Stored items from a collection
════════════════
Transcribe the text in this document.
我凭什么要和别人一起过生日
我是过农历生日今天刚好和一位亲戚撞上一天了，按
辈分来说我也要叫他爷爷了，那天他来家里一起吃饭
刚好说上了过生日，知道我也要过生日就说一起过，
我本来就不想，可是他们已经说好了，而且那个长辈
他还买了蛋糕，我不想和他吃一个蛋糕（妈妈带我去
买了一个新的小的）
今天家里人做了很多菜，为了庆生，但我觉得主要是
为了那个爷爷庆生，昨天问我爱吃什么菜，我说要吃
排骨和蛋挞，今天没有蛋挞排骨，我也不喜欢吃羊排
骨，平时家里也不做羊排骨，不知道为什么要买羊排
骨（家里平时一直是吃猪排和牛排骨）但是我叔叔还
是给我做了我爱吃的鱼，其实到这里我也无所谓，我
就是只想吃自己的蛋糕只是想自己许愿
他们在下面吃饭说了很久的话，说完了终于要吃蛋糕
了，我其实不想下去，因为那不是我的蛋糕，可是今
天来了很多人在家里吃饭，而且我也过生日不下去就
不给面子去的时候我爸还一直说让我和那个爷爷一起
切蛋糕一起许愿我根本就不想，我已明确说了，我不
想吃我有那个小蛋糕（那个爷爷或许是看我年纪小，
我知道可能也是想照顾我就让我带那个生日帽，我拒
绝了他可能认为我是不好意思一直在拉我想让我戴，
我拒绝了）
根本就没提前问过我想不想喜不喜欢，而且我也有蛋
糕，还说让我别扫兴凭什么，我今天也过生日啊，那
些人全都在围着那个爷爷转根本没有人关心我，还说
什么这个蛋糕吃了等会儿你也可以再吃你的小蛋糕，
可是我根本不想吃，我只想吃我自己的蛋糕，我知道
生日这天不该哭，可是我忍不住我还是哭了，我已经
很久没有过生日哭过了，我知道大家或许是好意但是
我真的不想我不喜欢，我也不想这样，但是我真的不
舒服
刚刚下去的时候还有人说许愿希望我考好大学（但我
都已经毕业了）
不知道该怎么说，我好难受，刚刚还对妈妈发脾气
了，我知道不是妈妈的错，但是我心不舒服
════════════════
**Exercise aim:**
Each line in the material above must be retyped without alteration.

**Answer to this task:**
Transcribe the text in this document.
我凭什么要和别人一起过生日
我是过农历生日今天刚好和一位亲戚撞上一天了，按
辈分来说我也要叫他爷爷了，那天他来家里一起吃饭
刚好说上了过生日，知道我也要过生日就说一起过，
我本来就不想，可是他们已经说好了，而且那个长辈
他还买了蛋糕，我不想和他吃一个蛋糕（妈妈带我去
买了一个新的小的）
今天家里人做了很多菜，为了庆生，但我觉得主要是
为了那个爷爷庆生，昨天问我爱吃什么菜，我说要吃
排骨和蛋挞，今天没有蛋挞排骨，我也不喜欢吃羊排
骨，平时家里也不做羊排骨，不知道为什么要买羊排
骨（家里平时一直是吃猪排和牛排骨）但是我叔叔还
是给我做了我爱吃的鱼，其实到这里我也无所谓，我
就是只想吃自己的蛋糕只是想自己许愿
他们在下面吃饭说了很久的话，说完了终于要吃蛋糕
了，我其实不想下去，因为那不是我的蛋糕，可是今
天来了很多人在家里吃饭，而且我也过生日不下去就
不给面子去的时候我爸还一直说让我和那个爷爷一起
切蛋糕一起许愿我根本就不想，我已明确说了，我不
想吃我有那个小蛋糕（那个爷爷或许是看我年纪小，
我知道可能也是想照顾我就让我带那个生日帽，我拒
绝了他可能认为我是不好意思一直在拉我想让我戴，
我拒绝了）
根本就没提前问过我想不想喜不喜欢，而且我也有蛋
糕，还说让我别扫兴凭什么，我今天也过生日啊，那
些人全都在围着那个爷爷转根本没有人关心我，还说
什么这个蛋糕吃了等会儿你也可以再吃你的小蛋糕，
可是我根本不想吃，我只想吃我自己的蛋糕，我知道
生日这天不该哭，可是我忍不住我还是哭了，我已经
很久没有过生日哭过了，我知道大家或许是好意但是
我真的不想我不喜欢，我也不想这样，但是我真的不
舒服
刚刚下去的时候还有人说许愿希望我考好大学（但我
都已经毕业了）
不知道该怎么说，我好难受，刚刚还对妈妈发脾气
了，我知道不是妈妈的错，但是我心不舒服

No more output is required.